→ INSTRUCTION
Recast every line of the material below as a Markdown table with two columns, Row and Line, putting a running row number in the first and the line itself in the second. Skip blank lines.

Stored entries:
-- begin --
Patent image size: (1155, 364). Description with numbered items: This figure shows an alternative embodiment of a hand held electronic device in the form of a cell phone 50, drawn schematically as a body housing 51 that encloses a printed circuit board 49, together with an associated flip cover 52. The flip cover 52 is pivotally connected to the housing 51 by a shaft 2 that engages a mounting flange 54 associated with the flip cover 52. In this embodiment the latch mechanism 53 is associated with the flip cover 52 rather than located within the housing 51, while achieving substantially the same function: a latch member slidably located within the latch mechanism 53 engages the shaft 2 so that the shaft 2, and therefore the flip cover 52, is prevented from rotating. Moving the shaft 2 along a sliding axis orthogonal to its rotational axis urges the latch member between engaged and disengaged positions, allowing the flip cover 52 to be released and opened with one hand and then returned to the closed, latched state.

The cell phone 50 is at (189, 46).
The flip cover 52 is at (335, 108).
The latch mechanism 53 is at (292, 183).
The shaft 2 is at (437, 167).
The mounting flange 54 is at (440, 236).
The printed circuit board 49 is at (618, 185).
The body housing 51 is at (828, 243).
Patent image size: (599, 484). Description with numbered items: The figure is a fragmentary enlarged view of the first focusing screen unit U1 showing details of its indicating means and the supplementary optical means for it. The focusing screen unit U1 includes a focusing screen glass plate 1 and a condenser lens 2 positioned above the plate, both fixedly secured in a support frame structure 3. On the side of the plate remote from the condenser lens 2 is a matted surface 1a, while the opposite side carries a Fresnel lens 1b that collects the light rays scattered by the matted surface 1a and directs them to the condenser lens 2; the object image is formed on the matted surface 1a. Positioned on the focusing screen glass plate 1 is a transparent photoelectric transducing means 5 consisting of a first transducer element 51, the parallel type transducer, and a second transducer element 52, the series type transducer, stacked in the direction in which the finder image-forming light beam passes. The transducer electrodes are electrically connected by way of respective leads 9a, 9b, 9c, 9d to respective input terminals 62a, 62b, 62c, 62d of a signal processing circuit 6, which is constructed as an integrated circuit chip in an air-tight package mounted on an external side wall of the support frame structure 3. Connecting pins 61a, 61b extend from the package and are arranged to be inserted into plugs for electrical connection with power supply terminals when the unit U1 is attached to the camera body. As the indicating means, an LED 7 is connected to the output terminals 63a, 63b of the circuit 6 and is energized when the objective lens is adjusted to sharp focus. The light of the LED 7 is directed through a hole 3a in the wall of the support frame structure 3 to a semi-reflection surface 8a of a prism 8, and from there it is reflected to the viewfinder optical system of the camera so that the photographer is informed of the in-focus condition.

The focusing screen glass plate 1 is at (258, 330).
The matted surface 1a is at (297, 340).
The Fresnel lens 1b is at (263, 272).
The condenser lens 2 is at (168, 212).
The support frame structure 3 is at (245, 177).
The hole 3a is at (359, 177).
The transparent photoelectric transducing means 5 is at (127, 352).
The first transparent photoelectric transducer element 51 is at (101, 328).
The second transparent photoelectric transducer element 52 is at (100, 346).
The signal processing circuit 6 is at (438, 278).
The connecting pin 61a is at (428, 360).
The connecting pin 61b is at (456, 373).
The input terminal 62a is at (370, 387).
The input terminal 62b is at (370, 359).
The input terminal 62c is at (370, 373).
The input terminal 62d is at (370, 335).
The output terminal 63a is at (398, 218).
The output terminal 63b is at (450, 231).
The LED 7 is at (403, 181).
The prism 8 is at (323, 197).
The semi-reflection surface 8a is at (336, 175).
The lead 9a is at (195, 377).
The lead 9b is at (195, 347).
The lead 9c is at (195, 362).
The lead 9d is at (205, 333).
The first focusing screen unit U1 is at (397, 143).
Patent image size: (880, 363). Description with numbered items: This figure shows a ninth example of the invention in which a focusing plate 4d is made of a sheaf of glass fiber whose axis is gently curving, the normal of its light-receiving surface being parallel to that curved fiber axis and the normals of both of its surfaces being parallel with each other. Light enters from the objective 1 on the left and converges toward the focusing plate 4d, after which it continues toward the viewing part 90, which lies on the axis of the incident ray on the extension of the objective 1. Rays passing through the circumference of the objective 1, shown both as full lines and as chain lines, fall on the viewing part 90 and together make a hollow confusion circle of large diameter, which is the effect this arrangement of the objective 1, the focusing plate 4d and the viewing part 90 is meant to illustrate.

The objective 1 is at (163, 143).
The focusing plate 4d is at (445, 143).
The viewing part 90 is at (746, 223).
-- end --
→ RESPONSE TO THE TASK
| Row | Line |
|---|---|
| 1 | Patent image size: (1155, 364). Description with numbered items: This figure shows an alternative embodiment of a hand held electronic device in the form of a cell phone 50, drawn schematically as a body housing 51 that encloses a printed circuit board 49, together with an associated flip cover 52. The flip cover 52 is pivotally connected to the housing 51 by a shaft 2 that engages a mounting flange 54 associated with the flip cover 52. In this embodiment the latch mechanism 53 is associated with the flip cover 52 rather than located within the housing 51, while achieving substantially the same function: a latch member slidably located within the latch mechanism 53 engages the shaft 2 so that the shaft 2, and therefore the flip cover 52, is prevented from rotating. Moving the shaft 2 along a sliding axis orthogonal to its rotational axis urges the latch member between engaged and disengaged positions, allowing the flip cover 52 to be released and opened with one hand and then returned to the closed, latched state. |
| 2 | The cell phone 50 is at (189, 46). |
| 3 | The flip cover 52 is at (335, 108). |
| 4 | The latch mechanism 53 is at (292, 183). |
| 5 | The shaft 2 is at (437, 167). |
| 6 | The mounting flange 54 is at (440, 236). |
| 7 | The printed circuit board 49 is at (618, 185). |
| 8 | The body housing 51 is at (828, 243). |
| 9 | Patent image size: (599, 484). Description with numbered items: The figure is a fragmentary enlarged view of the first focusing screen unit U1 showing details of its indicating means and the supplementary optical means for it. The focusing screen unit U1 includes a focusing screen glass plate 1 and a condenser lens 2 positioned above the plate, both fixedly secured in a support frame structure 3. On the side of the plate remote from the condenser lens 2 is a matted surface 1a, while the opposite side carries a Fresnel lens 1b that collects the light rays scattered by the matted surface 1a and directs them to the condenser lens 2; the object image is formed on the matted surface 1a. Positioned on the focusing screen glass plate 1 is a transparent photoelectric transducing means 5 consisting of a first transducer element 51, the parallel type transducer, and a second transducer element 52, the series type transducer, stacked in the direction in which the finder image-forming light beam passes. The transducer electrodes are electrically connected by way of respective leads 9a, 9b, 9c, 9d to respective input terminals 62a, 62b, 62c, 62d of a signal processing circuit 6, which is constructed as an integrated circuit chip in an air-tight package mounted on an external side wall of the support frame structure 3. Connecting pins 61a, 61b extend from the package and are arranged to be inserted into plugs for electrical connection with power supply terminals when the unit U1 is attached to the camera body. As the indicating means, an LED 7 is connected to the output terminals 63a, 63b of the circuit 6 and is energized when the objective lens is adjusted to sharp focus. The light of the LED 7 is directed through a hole 3a in the wall of the support frame structure 3 to a semi-reflection surface 8a of a prism 8, and from there it is reflected to the viewfinder optical system of the camera so that the photographer is informed of the in-focus condition. |
| 10 | The focusing screen glass plate 1 is at (258, 330). |
| 11 | The matted surface 1a is at (297, 340). |
| 12 | The Fresnel lens 1b is at (263, 272). |
| 13 | The condenser lens 2 is at (168, 212). |
| 14 | The support frame structure 3 is at (245, 177). |
| 15 | The hole 3a is at (359, 177). |
| 16 | The transparent photoelectric transducing means 5 is at (127, 352). |
| 17 | The first transparent photoelectric transducer element 51 is at (101, 328). |
| 18 | The second transparent photoelectric transducer element 52 is at (100, 346). |
| 19 | The signal processing circuit 6 is at (438, 278). |
| 20 | The connecting pin 61a is at (428, 360). |
| 21 | The connecting pin 61b is at (456, 373). |
| 22 | The input terminal 62a is at (370, 387). |
| 23 | The input terminal 62b is at (370, 359). |
| 24 | The input terminal 62c is at (370, 373). |
| 25 | The input terminal 62d is at (370, 335). |
| 26 | The output terminal 63a is at (398, 218). |
| 27 | The output terminal 63b is at (450, 231). |
| 28 | The LED 7 is at (403, 181). |
| 29 | The prism 8 is at (323, 197). |
| 30 | The semi-reflection surface 8a is at (336, 175). |
| 31 | The lead 9a is at (195, 377). |
| 32 | The lead 9b is at (195, 347). |
| 33 | The lead 9c is at (195, 362). |
| 34 | The lead 9d is at (205, 333). |
| 35 | The first focusing screen unit U1 is at (397, 143). |
| 36 | Patent image size: (880, 363). Description with numbered items: This figure shows a ninth example of the invention in which a focusing plate 4d is made of a sheaf of glass fiber whose axis is gently curving, the normal of its light-receiving surface being parallel to that curved fiber axis and the normals of both of its surfaces being parallel with each other. Light enters from the objective 1 on the left and converges toward the focusing plate 4d, after which it continues toward the viewing part 90, which lies on the axis of the incident ray on the extension of the objective 1. Rays passing through the circumference of the objective 1, shown both as full lines and as chain lines, fall on the viewing part 90 and together make a hollow confusion circle of large diameter, which is the effect this arrangement of the objective 1, the focusing plate 4d and the viewing part 90 is meant to illustrate. |
| 37 | The objective 1 is at (163, 143). |
| 38 | The focusing plate 4d is at (445, 143). |
| 39 | The viewing part 90 is at (746, 223). |